[START Records to use]
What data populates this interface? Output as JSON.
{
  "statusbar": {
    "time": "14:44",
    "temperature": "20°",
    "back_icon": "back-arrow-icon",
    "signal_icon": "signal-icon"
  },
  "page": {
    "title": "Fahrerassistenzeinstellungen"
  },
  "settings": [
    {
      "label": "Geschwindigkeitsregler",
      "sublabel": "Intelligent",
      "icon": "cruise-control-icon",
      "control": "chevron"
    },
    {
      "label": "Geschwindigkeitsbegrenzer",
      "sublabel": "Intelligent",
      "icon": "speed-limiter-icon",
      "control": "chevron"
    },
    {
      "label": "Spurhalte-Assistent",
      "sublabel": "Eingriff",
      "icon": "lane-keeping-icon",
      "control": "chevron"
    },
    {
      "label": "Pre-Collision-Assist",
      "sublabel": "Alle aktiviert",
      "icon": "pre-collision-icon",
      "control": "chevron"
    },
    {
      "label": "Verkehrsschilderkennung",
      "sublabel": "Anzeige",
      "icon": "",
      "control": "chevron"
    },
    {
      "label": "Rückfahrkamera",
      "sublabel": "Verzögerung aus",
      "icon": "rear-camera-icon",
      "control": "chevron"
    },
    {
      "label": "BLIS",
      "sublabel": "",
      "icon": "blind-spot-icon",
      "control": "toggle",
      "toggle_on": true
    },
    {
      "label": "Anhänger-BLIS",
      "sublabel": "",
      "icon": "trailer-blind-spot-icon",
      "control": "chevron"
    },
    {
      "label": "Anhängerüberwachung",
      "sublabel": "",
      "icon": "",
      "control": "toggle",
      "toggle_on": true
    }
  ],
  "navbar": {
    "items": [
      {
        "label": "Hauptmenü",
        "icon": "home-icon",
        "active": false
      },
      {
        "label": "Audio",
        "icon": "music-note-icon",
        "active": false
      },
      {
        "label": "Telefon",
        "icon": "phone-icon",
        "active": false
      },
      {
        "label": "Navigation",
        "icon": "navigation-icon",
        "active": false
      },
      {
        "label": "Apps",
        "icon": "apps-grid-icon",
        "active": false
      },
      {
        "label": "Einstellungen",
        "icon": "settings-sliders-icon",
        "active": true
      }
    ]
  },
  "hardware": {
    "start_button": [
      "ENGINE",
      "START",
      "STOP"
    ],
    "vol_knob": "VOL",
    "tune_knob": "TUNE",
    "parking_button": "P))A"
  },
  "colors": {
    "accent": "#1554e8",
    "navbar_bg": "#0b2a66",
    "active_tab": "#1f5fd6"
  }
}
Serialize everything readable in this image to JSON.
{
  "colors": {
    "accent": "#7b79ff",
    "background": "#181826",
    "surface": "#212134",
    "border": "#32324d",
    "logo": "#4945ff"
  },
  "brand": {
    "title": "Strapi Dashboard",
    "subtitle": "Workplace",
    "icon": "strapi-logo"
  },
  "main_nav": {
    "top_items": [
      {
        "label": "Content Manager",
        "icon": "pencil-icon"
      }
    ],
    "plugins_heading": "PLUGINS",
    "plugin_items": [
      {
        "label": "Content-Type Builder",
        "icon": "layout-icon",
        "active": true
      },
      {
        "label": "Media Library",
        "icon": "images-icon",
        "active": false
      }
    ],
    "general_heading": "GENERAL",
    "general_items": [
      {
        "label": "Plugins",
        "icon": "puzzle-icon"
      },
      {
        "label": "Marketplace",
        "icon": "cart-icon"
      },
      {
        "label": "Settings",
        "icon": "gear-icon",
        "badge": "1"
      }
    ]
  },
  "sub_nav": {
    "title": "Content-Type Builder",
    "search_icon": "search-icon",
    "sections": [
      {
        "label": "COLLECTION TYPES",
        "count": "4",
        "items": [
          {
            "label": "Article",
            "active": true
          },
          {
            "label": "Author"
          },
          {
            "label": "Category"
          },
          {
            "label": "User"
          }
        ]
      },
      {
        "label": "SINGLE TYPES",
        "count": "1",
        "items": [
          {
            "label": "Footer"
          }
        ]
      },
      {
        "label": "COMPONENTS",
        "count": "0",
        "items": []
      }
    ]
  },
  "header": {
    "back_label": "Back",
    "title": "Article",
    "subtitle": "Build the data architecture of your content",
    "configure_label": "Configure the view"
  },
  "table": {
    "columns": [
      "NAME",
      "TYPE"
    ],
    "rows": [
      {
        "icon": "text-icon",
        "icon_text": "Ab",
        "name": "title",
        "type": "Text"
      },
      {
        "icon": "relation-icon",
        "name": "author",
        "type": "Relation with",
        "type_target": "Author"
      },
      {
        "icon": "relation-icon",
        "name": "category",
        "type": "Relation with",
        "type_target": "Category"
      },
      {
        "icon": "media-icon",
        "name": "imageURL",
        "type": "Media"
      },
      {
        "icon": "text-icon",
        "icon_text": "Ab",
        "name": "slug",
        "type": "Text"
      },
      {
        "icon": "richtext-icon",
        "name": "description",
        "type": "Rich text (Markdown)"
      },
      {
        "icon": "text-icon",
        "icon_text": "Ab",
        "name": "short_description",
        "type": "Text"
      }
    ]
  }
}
[END Records to use]
• Problem details: Take the material above and return all of it exactly.

• Answer for the task:
What data populates this interface? Output as JSON.
{
  "statusbar": {
    "time": "14:44",
    "temperature": "20°",
    "back_icon": "back-arrow-icon",
    "signal_icon": "signal-icon"
  },
  "page": {
    "title": "Fahrerassistenzeinstellungen"
  },
  "settings": [
    {
      "label": "Geschwindigkeitsregler",
      "sublabel": "Intelligent",
      "icon": "cruise-control-icon",
      "control": "chevron"
    },
    {
      "label": "Geschwindigkeitsbegrenzer",
      "sublabel": "Intelligent",
      "icon": "speed-limiter-icon",
      "control": "chevron"
    },
    {
      "label": "Spurhalte-Assistent",
      "sublabel": "Eingriff",
      "icon": "lane-keeping-icon",
      "control": "chevron"
    },
    {
      "label": "Pre-Collision-Assist",
      "sublabel": "Alle aktiviert",
      "icon": "pre-collision-icon",
      "control": "chevron"
    },
    {
      "label": "Verkehrsschilderkennung",
      "sublabel": "Anzeige",
      "icon": "",
      "control": "chevron"
    },
    {
      "label": "Rückfahrkamera",
      "sublabel": "Verzögerung aus",
      "icon": "rear-camera-icon",
      "control": "chevron"
    },
    {
      "label": "BLIS",
      "sublabel": "",
      "icon": "blind-spot-icon",
      "control": "toggle",
      "toggle_on": true
    },
    {
      "label": "Anhänger-BLIS",
      "sublabel": "",
      "icon": "trailer-blind-spot-icon",
      "control": "chevron"
    },
    {
      "label": "Anhängerüberwachung",
      "sublabel": "",
      "icon": "",
      "control": "toggle",
      "toggle_on": true
    }
  ],
  "navbar": {
    "items": [
      {
        "label": "Hauptmenü",
        "icon": "home-icon",
        "active": false
      },
      {
        "label": "Audio",
        "icon": "music-note-icon",
        "active": false
      },
      {
        "label": "Telefon",
        "icon": "phone-icon",
        "active": false
      },
      {
        "label": "Navigation",
        "icon": "navigation-icon",
        "active": false
      },
      {
        "label": "Apps",
        "icon": "apps-grid-icon",
        "active": false
      },
      {
        "label": "Einstellungen",
        "icon": "settings-sliders-icon",
        "active": true
      }
    ]
  },
  "hardware": {
    "start_button": [
      "ENGINE",
      "START",
      "STOP"
    ],
    "vol_knob": "VOL",
    "tune_knob": "TUNE",
    "parking_button": "P))A"
  },
  "colors": {
    "accent": "#1554e8",
    "navbar_bg": "#0b2a66",
    "active_tab": "#1f5fd6"
  }
}
Serialize everything readable in this image to JSON.
{
  "colors": {
    "accent": "#7b79ff",
    "background": "#181826",
    "surface": "#212134",
    "border": "#32324d",
    "logo": "#4945ff"
  },
  "brand": {
    "title": "Strapi Dashboard",
    "subtitle": "Workplace",
    "icon": "strapi-logo"
  },
  "main_nav": {
    "top_items": [
      {
        "label": "Content Manager",
        "icon": "pencil-icon"
      }
    ],
    "plugins_heading": "PLUGINS",
    "plugin_items": [
      {
        "label": "Content-Type Builder",
        "icon": "layout-icon",
        "active": true
      },
      {
        "label": "Media Library",
        "icon": "images-icon",
        "active": false
      }
    ],
    "general_heading": "GENERAL",
    "general_items": [
      {
        "label": "Plugins",
        "icon": "puzzle-icon"
      },
      {
        "label": "Marketplace",
        "icon": "cart-icon"
      },
      {
        "label": "Settings",
        "icon": "gear-icon",
        "badge": "1"
      }
    ]
  },
  "sub_nav": {
    "title": "Content-Type Builder",
    "search_icon": "search-icon",
    "sections": [
      {
        "label": "COLLECTION TYPES",
        "count": "4",
        "items": [
          {
            "label": "Article",
            "active": true
          },
          {
            "label": "Author"
          },
          {
            "label": "Category"
          },
          {
            "label": "User"
          }
        ]
      },
      {
        "label": "SINGLE TYPES",
        "count": "1",
        "items": [
          {
            "label": "Footer"
          }
        ]
      },
      {
        "label": "COMPONENTS",
        "count": "0",
        "items": []
      }
    ]
  },
  "header": {
    "back_label": "Back",
    "title": "Article",
    "subtitle": "Build the data architecture of your content",
    "configure_label": "Configure the view"
  },
  "table": {
    "columns": [
      "NAME",
      "TYPE"
    ],
    "rows": [
      {
        "icon": "text-icon",
        "icon_text": "Ab",
        "name": "title",
        "type": "Text"
      },
      {
        "icon": "relation-icon",
        "name": "author",
        "type": "Relation with",
        "type_target": "Author"
      },
      {
        "icon": "relation-icon",
        "name": "category",
        "type": "Relation with",
        "type_target": "Category"
      },
      {
        "icon": "media-icon",
        "name": "imageURL",
        "type": "Media"
      },
      {
        "icon": "text-icon",
        "icon_text": "Ab",
        "name": "slug",
        "type": "Text"
      },
      {
        "icon": "richtext-icon",
        "name": "description",
        "type": "Rich text (Markdown)"
      },
      {
        "icon": "text-icon",
        "icon_text": "Ab",
        "name": "short_description",
        "type": "Text"
      }
    ]
  }
}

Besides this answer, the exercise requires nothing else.